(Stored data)
• • • • • • •

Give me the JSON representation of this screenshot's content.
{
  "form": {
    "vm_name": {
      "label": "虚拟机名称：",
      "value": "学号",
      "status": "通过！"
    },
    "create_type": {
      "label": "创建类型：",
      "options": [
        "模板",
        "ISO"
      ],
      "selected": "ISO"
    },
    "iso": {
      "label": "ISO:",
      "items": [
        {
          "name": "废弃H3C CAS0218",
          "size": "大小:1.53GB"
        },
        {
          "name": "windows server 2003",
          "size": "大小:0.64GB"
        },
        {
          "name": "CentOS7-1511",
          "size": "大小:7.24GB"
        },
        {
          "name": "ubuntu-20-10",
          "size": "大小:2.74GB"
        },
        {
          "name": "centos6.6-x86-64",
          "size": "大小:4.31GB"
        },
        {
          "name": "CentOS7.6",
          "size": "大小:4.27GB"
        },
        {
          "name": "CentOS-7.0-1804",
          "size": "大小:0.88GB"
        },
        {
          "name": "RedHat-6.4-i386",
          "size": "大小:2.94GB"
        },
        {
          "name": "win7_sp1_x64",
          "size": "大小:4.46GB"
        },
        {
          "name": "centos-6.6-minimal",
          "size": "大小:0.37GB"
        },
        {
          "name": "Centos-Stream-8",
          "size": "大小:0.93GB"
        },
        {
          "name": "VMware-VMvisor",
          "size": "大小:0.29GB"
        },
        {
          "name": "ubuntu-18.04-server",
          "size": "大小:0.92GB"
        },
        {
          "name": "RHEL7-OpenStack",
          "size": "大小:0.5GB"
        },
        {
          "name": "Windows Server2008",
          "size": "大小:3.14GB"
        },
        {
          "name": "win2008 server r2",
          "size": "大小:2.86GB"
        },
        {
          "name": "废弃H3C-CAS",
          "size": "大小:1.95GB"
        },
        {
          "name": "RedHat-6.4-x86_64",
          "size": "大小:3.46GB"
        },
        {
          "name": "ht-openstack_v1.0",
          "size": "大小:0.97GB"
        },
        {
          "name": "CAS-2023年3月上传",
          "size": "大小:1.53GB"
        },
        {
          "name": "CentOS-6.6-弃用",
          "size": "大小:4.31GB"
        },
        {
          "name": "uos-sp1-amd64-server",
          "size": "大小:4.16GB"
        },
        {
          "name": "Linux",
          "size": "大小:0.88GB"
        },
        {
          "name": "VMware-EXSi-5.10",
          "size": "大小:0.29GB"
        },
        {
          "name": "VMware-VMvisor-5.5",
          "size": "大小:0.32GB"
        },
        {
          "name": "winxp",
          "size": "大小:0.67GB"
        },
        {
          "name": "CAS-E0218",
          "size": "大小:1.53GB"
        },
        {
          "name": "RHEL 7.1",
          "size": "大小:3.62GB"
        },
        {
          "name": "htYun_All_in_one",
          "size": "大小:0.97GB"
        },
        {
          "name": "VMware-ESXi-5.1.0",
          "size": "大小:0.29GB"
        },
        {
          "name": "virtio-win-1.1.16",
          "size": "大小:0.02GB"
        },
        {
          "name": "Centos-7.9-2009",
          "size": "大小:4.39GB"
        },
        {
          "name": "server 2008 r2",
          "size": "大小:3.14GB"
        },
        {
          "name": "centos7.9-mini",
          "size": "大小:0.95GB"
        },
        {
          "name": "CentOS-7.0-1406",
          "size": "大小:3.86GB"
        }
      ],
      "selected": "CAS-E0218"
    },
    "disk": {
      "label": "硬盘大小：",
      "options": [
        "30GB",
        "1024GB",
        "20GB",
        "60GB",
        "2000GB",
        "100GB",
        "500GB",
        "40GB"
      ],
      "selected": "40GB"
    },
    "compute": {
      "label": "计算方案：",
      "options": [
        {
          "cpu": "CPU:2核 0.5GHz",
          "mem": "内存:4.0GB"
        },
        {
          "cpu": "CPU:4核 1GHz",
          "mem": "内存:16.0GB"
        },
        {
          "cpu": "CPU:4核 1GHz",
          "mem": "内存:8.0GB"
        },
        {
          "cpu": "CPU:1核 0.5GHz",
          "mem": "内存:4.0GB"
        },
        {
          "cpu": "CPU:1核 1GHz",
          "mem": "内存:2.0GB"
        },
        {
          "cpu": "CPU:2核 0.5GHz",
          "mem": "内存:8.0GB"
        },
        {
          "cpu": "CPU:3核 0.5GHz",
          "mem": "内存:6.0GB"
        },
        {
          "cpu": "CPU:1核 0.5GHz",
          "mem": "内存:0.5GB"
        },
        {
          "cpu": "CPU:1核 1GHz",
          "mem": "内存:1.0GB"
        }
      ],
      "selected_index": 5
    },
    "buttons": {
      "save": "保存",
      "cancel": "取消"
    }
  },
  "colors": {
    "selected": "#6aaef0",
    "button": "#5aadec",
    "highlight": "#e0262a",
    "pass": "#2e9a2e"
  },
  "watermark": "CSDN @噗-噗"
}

• • • • • • •

Task to carry out>
Look over the material above and show each line where "label" appears.

Result below>
      "label": "虚拟机名称：",
      "label": "创建类型：",
      "label": "ISO:",
      "label": "硬盘大小：",
      "label": "计算方案：",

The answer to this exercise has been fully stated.